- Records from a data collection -
══════════

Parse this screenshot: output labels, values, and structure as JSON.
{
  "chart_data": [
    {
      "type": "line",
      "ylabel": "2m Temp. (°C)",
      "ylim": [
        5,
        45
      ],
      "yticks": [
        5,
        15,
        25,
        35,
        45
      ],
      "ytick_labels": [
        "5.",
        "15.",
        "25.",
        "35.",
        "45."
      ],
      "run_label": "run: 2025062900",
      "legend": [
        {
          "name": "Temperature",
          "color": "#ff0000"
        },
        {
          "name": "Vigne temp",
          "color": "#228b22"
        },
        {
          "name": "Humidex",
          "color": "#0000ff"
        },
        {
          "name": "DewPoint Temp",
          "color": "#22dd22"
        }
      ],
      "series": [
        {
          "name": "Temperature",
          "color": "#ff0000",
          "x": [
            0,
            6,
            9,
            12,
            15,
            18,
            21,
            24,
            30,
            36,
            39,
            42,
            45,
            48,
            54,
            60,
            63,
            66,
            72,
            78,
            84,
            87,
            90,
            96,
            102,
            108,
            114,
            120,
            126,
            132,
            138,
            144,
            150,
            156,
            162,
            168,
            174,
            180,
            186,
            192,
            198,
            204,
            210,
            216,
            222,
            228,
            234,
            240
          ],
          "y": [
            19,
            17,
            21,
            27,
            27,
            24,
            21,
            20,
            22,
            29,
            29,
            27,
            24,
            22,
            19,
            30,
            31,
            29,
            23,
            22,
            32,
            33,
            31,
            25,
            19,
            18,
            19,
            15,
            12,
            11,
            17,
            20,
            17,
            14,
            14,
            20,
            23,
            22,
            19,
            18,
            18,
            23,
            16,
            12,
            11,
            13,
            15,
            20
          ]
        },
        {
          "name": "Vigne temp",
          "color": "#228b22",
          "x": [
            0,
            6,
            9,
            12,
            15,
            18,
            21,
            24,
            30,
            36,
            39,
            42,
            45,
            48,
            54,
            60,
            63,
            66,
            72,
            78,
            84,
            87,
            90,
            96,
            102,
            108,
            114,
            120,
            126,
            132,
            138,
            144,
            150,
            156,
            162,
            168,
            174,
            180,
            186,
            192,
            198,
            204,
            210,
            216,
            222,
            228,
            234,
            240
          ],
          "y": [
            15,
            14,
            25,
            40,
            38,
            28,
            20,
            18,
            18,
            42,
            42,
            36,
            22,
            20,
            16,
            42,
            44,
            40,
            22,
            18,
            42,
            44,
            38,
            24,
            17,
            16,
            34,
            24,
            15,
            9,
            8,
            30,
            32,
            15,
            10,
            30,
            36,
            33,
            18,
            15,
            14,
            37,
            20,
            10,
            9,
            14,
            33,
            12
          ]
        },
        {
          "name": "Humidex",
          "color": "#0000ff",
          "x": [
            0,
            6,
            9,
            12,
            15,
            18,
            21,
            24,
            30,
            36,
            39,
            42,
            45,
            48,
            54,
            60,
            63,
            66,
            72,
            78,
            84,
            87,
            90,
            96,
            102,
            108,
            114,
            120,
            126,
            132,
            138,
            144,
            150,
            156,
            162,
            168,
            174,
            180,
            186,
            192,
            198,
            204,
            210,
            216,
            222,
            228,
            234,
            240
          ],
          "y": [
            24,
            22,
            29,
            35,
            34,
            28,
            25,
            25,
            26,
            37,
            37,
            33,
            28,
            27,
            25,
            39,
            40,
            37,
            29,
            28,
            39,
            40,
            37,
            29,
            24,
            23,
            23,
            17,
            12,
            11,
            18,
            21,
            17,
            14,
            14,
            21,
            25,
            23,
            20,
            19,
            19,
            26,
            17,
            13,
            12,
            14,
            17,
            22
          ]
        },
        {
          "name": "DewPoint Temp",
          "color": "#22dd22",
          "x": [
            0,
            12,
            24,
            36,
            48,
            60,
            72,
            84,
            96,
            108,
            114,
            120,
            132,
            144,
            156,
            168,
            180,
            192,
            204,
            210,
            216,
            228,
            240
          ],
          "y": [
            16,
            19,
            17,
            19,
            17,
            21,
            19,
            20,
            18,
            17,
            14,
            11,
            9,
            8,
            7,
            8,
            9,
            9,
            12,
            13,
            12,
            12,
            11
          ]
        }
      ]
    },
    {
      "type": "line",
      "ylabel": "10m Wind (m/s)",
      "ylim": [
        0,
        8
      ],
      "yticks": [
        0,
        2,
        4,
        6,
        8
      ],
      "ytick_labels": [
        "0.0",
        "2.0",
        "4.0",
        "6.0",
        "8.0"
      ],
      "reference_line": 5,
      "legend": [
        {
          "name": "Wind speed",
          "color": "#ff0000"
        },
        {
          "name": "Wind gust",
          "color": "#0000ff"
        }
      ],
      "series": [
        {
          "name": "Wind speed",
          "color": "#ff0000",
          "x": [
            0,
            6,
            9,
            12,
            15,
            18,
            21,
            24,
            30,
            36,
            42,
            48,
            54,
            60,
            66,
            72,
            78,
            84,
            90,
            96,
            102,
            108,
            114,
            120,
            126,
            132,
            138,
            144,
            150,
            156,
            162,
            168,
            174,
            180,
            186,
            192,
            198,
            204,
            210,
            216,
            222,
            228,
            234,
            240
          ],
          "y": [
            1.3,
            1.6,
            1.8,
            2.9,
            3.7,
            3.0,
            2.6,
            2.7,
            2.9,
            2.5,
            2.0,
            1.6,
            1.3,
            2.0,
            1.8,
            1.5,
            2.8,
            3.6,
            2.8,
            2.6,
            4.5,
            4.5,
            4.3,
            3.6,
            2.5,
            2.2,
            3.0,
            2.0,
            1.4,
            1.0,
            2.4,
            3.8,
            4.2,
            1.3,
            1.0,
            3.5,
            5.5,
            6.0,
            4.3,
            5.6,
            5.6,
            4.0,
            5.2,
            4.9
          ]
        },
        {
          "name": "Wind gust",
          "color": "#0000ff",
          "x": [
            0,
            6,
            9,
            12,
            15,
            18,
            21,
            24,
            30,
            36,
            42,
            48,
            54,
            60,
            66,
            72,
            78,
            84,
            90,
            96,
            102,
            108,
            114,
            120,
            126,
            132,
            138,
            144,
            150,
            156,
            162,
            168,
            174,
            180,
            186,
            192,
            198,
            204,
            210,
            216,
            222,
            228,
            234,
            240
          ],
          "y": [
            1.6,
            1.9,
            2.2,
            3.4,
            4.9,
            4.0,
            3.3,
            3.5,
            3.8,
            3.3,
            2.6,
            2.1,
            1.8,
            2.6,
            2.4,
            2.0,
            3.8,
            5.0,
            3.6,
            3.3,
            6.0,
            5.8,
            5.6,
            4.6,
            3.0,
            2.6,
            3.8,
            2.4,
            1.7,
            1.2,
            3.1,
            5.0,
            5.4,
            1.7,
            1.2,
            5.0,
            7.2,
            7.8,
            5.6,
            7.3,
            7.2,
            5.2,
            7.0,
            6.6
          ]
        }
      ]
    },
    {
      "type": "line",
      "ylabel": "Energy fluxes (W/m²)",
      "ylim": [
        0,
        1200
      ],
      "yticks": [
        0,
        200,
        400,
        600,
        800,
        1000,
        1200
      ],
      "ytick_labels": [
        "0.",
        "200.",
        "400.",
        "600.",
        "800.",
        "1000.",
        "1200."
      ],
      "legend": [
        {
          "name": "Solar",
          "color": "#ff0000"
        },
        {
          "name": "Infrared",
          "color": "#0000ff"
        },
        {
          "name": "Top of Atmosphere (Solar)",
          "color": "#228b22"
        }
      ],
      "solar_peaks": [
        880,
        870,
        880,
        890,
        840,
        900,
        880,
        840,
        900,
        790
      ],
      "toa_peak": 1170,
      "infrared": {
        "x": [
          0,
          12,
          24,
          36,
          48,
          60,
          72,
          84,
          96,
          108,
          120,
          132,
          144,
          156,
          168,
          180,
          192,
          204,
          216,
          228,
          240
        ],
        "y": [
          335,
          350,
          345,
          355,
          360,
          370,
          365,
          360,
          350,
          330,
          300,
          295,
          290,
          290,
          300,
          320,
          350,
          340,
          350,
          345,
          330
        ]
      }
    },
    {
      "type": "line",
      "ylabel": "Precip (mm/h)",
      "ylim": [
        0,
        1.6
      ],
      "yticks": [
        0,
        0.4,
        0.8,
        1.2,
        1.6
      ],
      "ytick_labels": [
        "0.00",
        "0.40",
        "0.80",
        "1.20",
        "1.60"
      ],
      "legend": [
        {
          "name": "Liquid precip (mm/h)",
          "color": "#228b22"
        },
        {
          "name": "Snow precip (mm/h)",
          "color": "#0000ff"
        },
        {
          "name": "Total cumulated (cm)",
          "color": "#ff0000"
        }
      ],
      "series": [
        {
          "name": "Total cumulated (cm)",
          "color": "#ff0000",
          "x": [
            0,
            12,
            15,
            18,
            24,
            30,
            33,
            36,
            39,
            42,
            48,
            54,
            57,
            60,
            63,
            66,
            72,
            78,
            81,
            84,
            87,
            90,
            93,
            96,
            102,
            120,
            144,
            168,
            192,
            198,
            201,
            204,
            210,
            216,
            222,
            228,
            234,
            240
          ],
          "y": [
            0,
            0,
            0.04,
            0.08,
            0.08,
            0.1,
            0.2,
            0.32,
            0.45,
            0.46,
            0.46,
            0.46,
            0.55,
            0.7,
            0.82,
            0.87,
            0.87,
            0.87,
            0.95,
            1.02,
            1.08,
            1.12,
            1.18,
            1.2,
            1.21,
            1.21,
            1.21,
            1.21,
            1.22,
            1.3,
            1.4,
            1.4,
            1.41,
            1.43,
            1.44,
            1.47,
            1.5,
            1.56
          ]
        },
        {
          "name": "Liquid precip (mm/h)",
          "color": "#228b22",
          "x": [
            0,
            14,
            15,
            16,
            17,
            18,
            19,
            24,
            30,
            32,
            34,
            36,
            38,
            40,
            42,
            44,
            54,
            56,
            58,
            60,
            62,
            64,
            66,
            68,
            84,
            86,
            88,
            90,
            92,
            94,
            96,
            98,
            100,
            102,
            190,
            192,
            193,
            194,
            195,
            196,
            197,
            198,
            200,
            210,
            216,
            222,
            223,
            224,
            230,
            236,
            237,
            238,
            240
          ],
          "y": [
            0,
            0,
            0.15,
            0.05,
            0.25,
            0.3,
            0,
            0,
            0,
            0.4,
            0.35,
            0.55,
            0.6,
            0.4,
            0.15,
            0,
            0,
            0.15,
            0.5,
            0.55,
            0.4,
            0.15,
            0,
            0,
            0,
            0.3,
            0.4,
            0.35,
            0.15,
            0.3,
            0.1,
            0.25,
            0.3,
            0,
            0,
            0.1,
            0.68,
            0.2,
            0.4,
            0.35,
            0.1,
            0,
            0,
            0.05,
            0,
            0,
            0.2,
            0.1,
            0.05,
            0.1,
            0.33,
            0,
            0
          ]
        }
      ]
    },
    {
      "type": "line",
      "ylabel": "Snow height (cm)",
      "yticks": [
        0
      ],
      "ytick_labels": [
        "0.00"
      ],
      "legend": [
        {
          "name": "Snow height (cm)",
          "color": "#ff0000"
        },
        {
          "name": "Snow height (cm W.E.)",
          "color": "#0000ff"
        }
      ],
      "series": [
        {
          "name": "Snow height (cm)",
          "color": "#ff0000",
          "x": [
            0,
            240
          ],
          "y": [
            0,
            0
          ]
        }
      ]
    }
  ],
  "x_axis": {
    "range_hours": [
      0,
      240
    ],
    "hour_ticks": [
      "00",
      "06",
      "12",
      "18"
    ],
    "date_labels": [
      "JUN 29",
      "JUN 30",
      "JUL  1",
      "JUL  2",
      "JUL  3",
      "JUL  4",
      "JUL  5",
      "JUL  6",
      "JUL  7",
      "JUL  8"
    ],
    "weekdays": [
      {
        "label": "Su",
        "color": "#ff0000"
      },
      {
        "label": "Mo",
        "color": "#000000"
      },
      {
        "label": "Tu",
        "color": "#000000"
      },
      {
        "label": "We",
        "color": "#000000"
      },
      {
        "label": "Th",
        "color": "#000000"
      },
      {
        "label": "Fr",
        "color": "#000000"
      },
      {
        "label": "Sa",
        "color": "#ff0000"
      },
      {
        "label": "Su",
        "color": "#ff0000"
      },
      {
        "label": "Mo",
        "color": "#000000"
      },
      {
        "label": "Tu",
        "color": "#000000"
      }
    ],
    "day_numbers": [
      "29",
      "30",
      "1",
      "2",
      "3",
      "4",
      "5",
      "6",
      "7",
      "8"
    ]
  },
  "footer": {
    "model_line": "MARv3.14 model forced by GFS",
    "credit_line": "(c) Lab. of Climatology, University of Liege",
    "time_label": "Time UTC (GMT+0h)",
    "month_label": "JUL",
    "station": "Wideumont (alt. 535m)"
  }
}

══════════

- WHAT THIS TASK INVOLVES -
Go through the data above and find the lines with the word "height". Copy each of those lines.

- TASK RESULT -
      "ylabel": "Snow height (cm)",
          "name": "Snow height (cm)",
          "name": "Snow height (cm W.E.)",
          "name": "Snow height (cm)",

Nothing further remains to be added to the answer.